* What you should do *
Each entry below must be repeated word for word.

* Excerpted records *
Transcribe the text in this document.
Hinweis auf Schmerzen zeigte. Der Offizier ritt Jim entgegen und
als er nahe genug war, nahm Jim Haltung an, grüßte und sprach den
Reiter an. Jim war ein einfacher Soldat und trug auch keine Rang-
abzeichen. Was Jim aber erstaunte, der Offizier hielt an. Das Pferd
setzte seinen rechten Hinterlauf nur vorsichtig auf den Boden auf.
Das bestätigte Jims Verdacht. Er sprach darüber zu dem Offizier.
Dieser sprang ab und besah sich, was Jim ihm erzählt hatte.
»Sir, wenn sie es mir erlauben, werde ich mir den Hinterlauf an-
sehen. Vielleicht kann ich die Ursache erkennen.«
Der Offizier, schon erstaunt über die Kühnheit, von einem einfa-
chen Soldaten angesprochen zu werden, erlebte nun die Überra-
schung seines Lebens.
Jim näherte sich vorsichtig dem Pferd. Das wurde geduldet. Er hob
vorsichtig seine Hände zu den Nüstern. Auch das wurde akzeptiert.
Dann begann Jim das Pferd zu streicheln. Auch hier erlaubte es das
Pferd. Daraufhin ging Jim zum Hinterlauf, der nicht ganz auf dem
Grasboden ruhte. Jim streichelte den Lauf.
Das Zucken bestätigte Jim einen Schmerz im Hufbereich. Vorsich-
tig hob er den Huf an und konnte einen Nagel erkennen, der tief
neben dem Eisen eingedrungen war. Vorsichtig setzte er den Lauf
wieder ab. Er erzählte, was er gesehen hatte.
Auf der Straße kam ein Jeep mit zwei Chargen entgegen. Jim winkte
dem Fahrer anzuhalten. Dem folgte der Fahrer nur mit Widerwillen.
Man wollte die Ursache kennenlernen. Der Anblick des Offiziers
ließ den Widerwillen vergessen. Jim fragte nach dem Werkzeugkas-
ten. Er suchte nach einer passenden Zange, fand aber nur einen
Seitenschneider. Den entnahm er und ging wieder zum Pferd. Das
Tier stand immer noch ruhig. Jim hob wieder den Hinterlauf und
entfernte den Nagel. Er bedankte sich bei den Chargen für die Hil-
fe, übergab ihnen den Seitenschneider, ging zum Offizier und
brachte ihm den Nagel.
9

* Solution below *
Transcribe the text in this document.
Hinweis auf Schmerzen zeigte. Der Offizier ritt Jim entgegen und
als er nahe genug war, nahm Jim Haltung an, grüßte und sprach den
Reiter an. Jim war ein einfacher Soldat und trug auch keine Rang-
abzeichen. Was Jim aber erstaunte, der Offizier hielt an. Das Pferd
setzte seinen rechten Hinterlauf nur vorsichtig auf den Boden auf.
Das bestätigte Jims Verdacht. Er sprach darüber zu dem Offizier.
Dieser sprang ab und besah sich, was Jim ihm erzählt hatte.
»Sir, wenn sie es mir erlauben, werde ich mir den Hinterlauf an-
sehen. Vielleicht kann ich die Ursache erkennen.«
Der Offizier, schon erstaunt über die Kühnheit, von einem einfa-
chen Soldaten angesprochen zu werden, erlebte nun die Überra-
schung seines Lebens.
Jim näherte sich vorsichtig dem Pferd. Das wurde geduldet. Er hob
vorsichtig seine Hände zu den Nüstern. Auch das wurde akzeptiert.
Dann begann Jim das Pferd zu streicheln. Auch hier erlaubte es das
Pferd. Daraufhin ging Jim zum Hinterlauf, der nicht ganz auf dem
Grasboden ruhte. Jim streichelte den Lauf.
Das Zucken bestätigte Jim einen Schmerz im Hufbereich. Vorsich-
tig hob er den Huf an und konnte einen Nagel erkennen, der tief
neben dem Eisen eingedrungen war. Vorsichtig setzte er den Lauf
wieder ab. Er erzählte, was er gesehen hatte.
Auf der Straße kam ein Jeep mit zwei Chargen entgegen. Jim winkte
dem Fahrer anzuhalten. Dem folgte der Fahrer nur mit Widerwillen.
Man wollte die Ursache kennenlernen. Der Anblick des Offiziers
ließ den Widerwillen vergessen. Jim fragte nach dem Werkzeugkas-
ten. Er suchte nach einer passenden Zange, fand aber nur einen
Seitenschneider. Den entnahm er und ging wieder zum Pferd. Das
Tier stand immer noch ruhig. Jim hob wieder den Hinterlauf und
entfernte den Nagel. Er bedankte sich bei den Chargen für die Hil-
fe, übergab ihnen den Seitenschneider, ging zum Offizier und
brachte ihm den Nagel.
9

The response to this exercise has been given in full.